## GIVEN PROBLEM
Exclude the pictures, then repeat the remaining data exactly.

Stored items
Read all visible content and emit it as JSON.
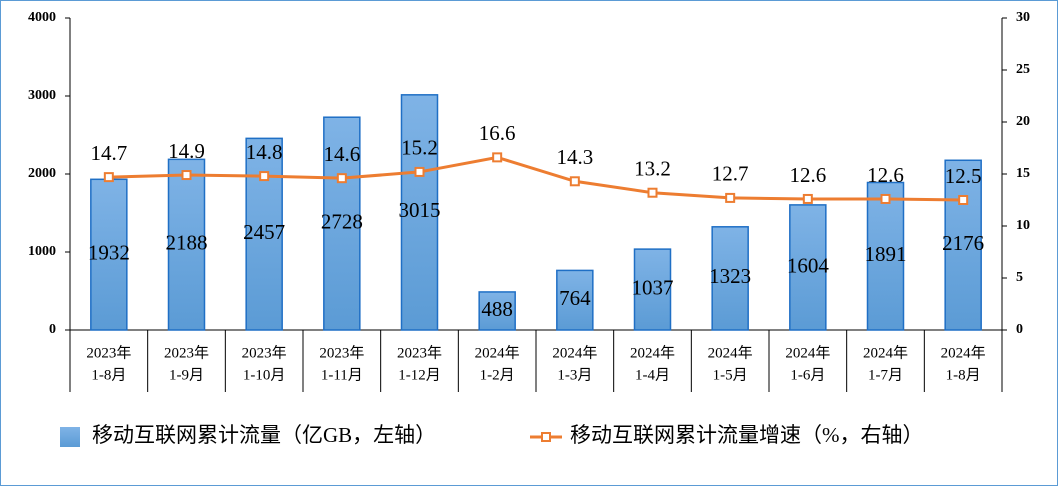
{
  "chart_data": {
    "type": "combo",
    "categories": [
      [
        "2023年",
        "1-8月"
      ],
      [
        "2023年",
        "1-9月"
      ],
      [
        "2023年",
        "1-10月"
      ],
      [
        "2023年",
        "1-11月"
      ],
      [
        "2023年",
        "1-12月"
      ],
      [
        "2024年",
        "1-2月"
      ],
      [
        "2024年",
        "1-3月"
      ],
      [
        "2024年",
        "1-4月"
      ],
      [
        "2024年",
        "1-5月"
      ],
      [
        "2024年",
        "1-6月"
      ],
      [
        "2024年",
        "1-7月"
      ],
      [
        "2024年",
        "1-8月"
      ]
    ],
    "series": [
      {
        "name": "移动互联网累计流量（亿GB，左轴）",
        "type": "bar",
        "color": "#5b9bd5",
        "values": [
          1932,
          2188,
          2457,
          2728,
          3015,
          488,
          764,
          1037,
          1323,
          1604,
          1891,
          2176
        ]
      },
      {
        "name": "移动互联网累计流量增速（%，右轴）",
        "type": "line",
        "axis": "y2",
        "color": "#ed7d31",
        "values": [
          14.7,
          14.9,
          14.8,
          14.6,
          15.2,
          16.6,
          14.3,
          13.2,
          12.7,
          12.6,
          12.6,
          12.5
        ]
      }
    ],
    "ylim": [
      0,
      4000
    ],
    "yticks": [
      0,
      1000,
      2000,
      3000,
      4000
    ],
    "y2lim": [
      0,
      30
    ],
    "y2ticks": [
      0,
      5,
      10,
      15,
      20,
      25,
      30
    ],
    "legend": "bottom"
  }
}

## EXERCISE RESULT
Read all visible content and emit it as JSON.
{
  "chart_data": {
    "type": "combo",
    "categories": [
      [
        "2023年",
        "1-8月"
      ],
      [
        "2023年",
        "1-9月"
      ],
      [
        "2023年",
        "1-10月"
      ],
      [
        "2023年",
        "1-11月"
      ],
      [
        "2023年",
        "1-12月"
      ],
      [
        "2024年",
        "1-2月"
      ],
      [
        "2024年",
        "1-3月"
      ],
      [
        "2024年",
        "1-4月"
      ],
      [
        "2024年",
        "1-5月"
      ],
      [
        "2024年",
        "1-6月"
      ],
      [
        "2024年",
        "1-7月"
      ],
      [
        "2024年",
        "1-8月"
      ]
    ],
    "series": [
      {
        "name": "移动互联网累计流量（亿GB，左轴）",
        "type": "bar",
        "color": "#5b9bd5",
        "values": [
          1932,
          2188,
          2457,
          2728,
          3015,
          488,
          764,
          1037,
          1323,
          1604,
          1891,
          2176
        ]
      },
      {
        "name": "移动互联网累计流量增速（%，右轴）",
        "type": "line",
        "axis": "y2",
        "color": "#ed7d31",
        "values": [
          14.7,
          14.9,
          14.8,
          14.6,
          15.2,
          16.6,
          14.3,
          13.2,
          12.7,
          12.6,
          12.6,
          12.5
        ]
      }
    ],
    "ylim": [
      0,
      4000
    ],
    "yticks": [
      0,
      1000,
      2000,
      3000,
      4000
    ],
    "y2lim": [
      0,
      30
    ],
    "y2ticks": [
      0,
      5,
      10,
      15,
      20,
      25,
      30
    ],
    "legend": "bottom"
  }
}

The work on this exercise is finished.